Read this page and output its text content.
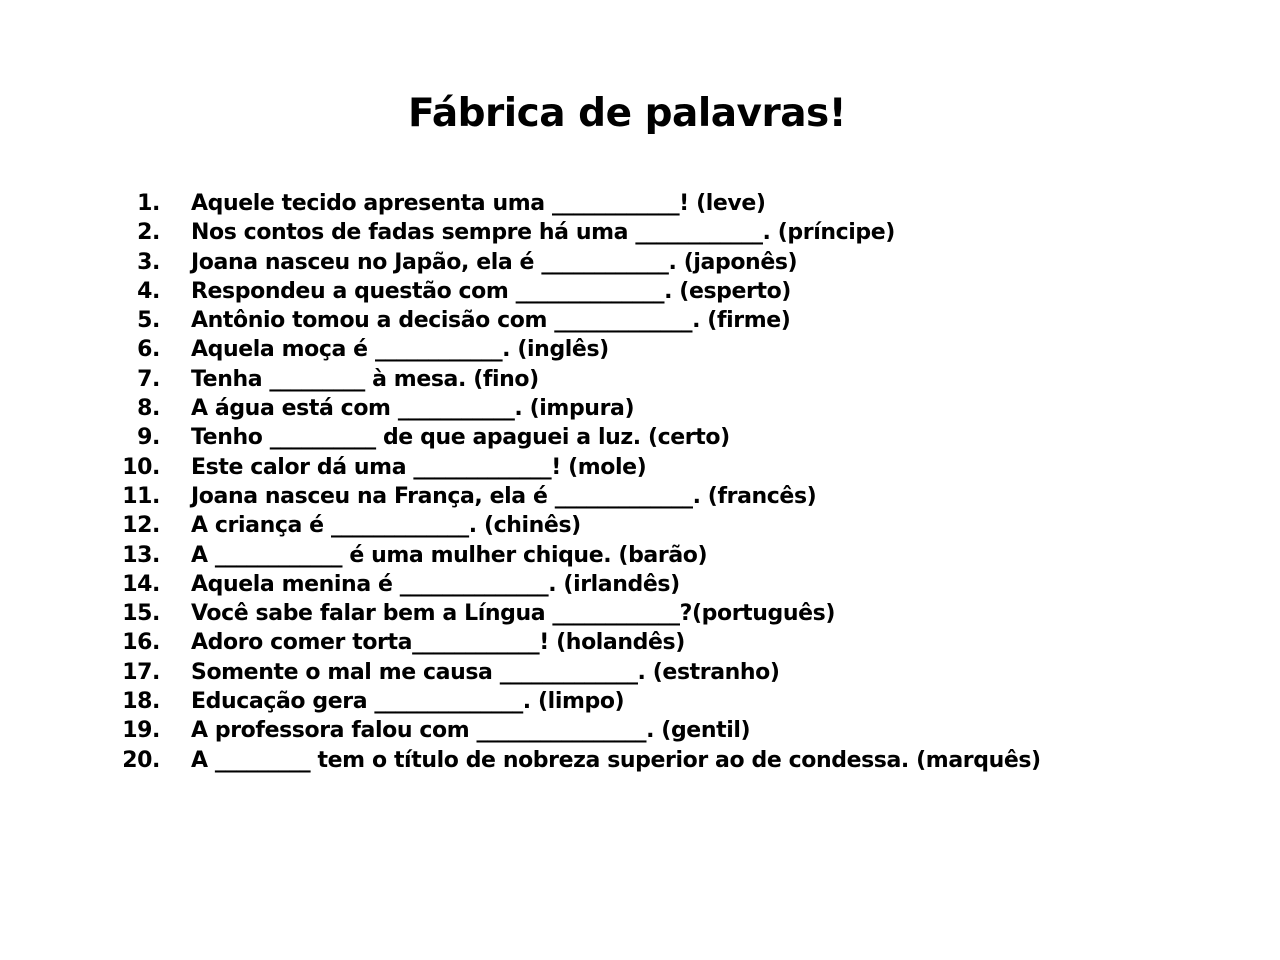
Fábrica de palavras!
1. Aquele tecido apresenta uma ____________! (leve)
2. Nos contos de fadas sempre há uma ____________. (príncipe)
3. Joana nasceu no Japão, ela é ____________. (japonês)
4. Respondeu a questão com ______________. (esperto)
5. Antônio tomou a decisão com _____________. (firme)
6. Aquela moça é ____________. (inglês)
7. Tenha _________ à mesa. (fino)
8. A água está com ___________. (impura)
9. Tenho __________ de que apaguei a luz. (certo)
10. Este calor dá uma _____________! (mole)
11. Joana nasceu na França, ela é _____________. (francês)
12. A criança é _____________. (chinês)
13. A ____________ é uma mulher chique. (barão)
14. Aquela menina é ______________. (irlandês)
15. Você sabe falar bem a Língua ____________?(português)
16. Adoro comer torta____________! (holandês)
17. Somente o mal me causa _____________. (estranho)
18. Educação gera ______________. (limpo)
19. A professora falou com ________________. (gentil)
20. A _________ tem o título de nobreza superior ao de condessa. (marquês)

[Stated exercise]
Copy every line that includes the string "Joana" from the material above.

[Result]
3. Joana nasceu no Japão, ela é ____________. (japonês)
11. Joana nasceu na França, ela é _____________. (francês)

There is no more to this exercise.